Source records
━━━━━━━━━━
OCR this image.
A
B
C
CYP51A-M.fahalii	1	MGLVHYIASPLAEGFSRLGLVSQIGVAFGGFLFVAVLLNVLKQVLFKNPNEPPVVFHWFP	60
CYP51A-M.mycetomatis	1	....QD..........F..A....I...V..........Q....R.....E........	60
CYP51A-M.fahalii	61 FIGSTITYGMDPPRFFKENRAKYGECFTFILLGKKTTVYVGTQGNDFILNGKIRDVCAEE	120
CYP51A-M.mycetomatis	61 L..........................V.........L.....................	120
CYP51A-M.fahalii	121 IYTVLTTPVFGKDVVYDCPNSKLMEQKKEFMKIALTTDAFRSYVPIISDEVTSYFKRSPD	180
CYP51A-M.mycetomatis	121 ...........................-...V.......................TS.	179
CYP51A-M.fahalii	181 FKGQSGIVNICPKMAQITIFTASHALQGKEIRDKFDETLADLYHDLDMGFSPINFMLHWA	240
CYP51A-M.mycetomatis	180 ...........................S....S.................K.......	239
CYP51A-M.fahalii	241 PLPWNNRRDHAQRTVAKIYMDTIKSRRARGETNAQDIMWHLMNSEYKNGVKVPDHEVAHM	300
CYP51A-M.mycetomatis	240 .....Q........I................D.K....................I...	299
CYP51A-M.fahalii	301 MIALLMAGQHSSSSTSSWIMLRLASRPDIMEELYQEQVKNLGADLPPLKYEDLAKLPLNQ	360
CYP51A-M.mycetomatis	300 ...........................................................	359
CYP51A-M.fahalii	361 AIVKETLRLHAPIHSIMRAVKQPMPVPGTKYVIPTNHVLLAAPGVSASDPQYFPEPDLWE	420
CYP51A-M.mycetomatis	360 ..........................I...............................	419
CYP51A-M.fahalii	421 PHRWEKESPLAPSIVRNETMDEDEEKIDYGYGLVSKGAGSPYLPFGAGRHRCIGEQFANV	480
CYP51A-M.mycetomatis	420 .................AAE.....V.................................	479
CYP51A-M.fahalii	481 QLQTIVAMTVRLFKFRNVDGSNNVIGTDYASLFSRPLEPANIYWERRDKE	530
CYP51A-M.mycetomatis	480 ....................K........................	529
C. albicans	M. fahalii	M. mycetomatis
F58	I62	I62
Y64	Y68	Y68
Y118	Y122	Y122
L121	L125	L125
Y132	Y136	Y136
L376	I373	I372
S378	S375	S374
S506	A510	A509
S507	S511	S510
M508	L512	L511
━━━━━━━━━━
Print the whole listing again, exactly.

OCR this image.
A
B
C
CYP51A-M.fahalii	1	MGLVHYIASPLAEGFSRLGLVSQIGVAFGGFLFVAVLLNVLKQVLFKNPNEPPVVFHWFP	60
CYP51A-M.mycetomatis	1	....QD..........F..A....I...V..........Q....R.....E........	60
CYP51A-M.fahalii	61 FIGSTITYGMDPPRFFKENRAKYGECFTFILLGKKTTVYVGTQGNDFILNGKIRDVCAEE	120
CYP51A-M.mycetomatis	61 L..........................V.........L.....................	120
CYP51A-M.fahalii	121 IYTVLTTPVFGKDVVYDCPNSKLMEQKKEFMKIALTTDAFRSYVPIISDEVTSYFKRSPD	180
CYP51A-M.mycetomatis	121 ...........................-...V.......................TS.	179
CYP51A-M.fahalii	181 FKGQSGIVNICPKMAQITIFTASHALQGKEIRDKFDETLADLYHDLDMGFSPINFMLHWA	240
CYP51A-M.mycetomatis	180 ...........................S....S.................K.......	239
CYP51A-M.fahalii	241 PLPWNNRRDHAQRTVAKIYMDTIKSRRARGETNAQDIMWHLMNSEYKNGVKVPDHEVAHM	300
CYP51A-M.mycetomatis	240 .....Q........I................D.K....................I...	299
CYP51A-M.fahalii	301 MIALLMAGQHSSSSTSSWIMLRLASRPDIMEELYQEQVKNLGADLPPLKYEDLAKLPLNQ	360
CYP51A-M.mycetomatis	300 ...........................................................	359
CYP51A-M.fahalii	361 AIVKETLRLHAPIHSIMRAVKQPMPVPGTKYVIPTNHVLLAAPGVSASDPQYFPEPDLWE	420
CYP51A-M.mycetomatis	360 ..........................I...............................	419
CYP51A-M.fahalii	421 PHRWEKESPLAPSIVRNETMDEDEEKIDYGYGLVSKGAGSPYLPFGAGRHRCIGEQFANV	480
CYP51A-M.mycetomatis	420 .................AAE.....V.................................	479
CYP51A-M.fahalii	481 QLQTIVAMTVRLFKFRNVDGSNNVIGTDYASLFSRPLEPANIYWERRDKE	530
CYP51A-M.mycetomatis	480 ....................K........................	529
C. albicans	M. fahalii	M. mycetomatis
F58	I62	I62
Y64	Y68	Y68
Y118	Y122	Y122
L121	L125	L125
Y132	Y136	Y136
L376	I373	I372
S378	S375	S374
S506	A510	A509
S507	S511	S510
M508	L512	L511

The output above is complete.